--- START ENTRIES SHOWN ---

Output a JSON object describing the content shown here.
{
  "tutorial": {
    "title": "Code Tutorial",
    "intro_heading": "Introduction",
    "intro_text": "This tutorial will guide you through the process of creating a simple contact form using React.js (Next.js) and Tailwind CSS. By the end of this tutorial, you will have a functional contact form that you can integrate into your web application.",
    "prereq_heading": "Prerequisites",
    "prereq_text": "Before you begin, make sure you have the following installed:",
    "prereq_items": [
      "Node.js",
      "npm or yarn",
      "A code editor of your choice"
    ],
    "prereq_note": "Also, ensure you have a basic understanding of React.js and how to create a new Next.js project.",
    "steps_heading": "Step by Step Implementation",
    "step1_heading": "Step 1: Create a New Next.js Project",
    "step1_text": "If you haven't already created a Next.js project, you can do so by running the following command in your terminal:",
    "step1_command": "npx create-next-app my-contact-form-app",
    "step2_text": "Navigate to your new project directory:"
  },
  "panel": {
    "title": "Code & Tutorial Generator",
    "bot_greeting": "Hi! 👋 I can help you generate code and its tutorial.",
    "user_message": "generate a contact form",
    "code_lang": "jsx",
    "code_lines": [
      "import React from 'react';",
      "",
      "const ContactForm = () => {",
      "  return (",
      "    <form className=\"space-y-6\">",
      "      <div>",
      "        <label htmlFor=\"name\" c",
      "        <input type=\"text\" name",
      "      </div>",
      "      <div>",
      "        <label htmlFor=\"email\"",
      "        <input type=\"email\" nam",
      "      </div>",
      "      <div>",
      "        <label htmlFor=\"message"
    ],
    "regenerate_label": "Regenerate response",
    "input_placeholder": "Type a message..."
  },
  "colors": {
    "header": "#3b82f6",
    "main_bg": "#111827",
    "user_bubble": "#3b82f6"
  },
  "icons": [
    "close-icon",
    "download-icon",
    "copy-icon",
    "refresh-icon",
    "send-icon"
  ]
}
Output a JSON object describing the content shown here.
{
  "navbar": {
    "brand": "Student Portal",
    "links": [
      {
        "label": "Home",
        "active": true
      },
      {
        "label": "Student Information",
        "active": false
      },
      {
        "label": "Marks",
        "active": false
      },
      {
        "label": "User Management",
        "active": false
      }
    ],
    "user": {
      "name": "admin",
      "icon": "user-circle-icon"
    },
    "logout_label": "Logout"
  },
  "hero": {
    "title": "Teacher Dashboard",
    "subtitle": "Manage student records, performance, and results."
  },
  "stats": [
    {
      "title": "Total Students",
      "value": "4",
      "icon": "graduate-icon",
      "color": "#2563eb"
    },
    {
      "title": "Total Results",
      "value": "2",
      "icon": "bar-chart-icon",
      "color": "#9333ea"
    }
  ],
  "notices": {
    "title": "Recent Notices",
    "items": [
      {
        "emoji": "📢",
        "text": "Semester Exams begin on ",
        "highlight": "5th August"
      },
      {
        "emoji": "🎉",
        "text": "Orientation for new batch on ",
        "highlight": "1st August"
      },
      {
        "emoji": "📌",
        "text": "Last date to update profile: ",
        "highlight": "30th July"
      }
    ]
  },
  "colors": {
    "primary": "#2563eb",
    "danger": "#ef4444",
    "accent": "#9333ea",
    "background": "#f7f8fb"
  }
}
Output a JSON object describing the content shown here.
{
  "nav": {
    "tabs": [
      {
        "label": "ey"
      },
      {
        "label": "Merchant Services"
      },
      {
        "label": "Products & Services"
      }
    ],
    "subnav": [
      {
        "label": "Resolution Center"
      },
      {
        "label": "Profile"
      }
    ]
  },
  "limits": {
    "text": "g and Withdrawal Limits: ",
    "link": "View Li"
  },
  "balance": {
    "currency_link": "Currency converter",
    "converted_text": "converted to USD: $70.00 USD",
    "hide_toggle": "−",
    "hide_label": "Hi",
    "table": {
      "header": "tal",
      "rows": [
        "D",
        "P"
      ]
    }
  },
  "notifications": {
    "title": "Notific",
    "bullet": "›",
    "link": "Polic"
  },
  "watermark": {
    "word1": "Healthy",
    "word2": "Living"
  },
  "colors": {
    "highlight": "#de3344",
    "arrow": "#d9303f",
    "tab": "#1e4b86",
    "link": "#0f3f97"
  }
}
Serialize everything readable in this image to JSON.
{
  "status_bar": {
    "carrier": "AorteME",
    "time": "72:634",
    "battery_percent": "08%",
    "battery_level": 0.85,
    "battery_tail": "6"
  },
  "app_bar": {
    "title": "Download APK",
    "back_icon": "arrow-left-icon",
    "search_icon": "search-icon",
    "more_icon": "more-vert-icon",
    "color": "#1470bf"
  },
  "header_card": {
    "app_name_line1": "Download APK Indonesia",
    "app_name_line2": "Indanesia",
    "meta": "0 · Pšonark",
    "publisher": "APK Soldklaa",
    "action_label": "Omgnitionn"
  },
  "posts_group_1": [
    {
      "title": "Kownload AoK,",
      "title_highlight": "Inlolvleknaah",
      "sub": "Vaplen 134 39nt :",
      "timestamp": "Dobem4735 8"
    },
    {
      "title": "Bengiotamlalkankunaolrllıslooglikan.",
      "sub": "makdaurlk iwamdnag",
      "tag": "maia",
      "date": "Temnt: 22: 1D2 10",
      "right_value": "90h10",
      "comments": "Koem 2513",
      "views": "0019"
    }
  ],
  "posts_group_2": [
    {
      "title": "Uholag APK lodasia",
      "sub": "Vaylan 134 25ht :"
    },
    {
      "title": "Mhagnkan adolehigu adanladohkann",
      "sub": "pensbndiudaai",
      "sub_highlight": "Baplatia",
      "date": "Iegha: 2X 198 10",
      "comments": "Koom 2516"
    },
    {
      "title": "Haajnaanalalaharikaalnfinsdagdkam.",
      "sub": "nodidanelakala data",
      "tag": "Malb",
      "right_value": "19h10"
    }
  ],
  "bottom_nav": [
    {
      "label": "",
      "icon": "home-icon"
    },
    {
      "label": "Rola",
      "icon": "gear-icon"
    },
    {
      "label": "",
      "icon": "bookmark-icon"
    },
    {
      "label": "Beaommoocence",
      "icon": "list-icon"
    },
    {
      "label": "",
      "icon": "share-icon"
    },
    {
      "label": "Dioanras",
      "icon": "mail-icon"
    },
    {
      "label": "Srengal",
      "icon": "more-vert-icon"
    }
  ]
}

--- END ENTRIES SHOWN ---

## INSTRUCTIONS TO FOLLOW
Locate the lines above that hold the word "Total". Show every one of them.

## REPLY TO THE EXERCISE
      "title": "Total Students",
      "title": "Total Results",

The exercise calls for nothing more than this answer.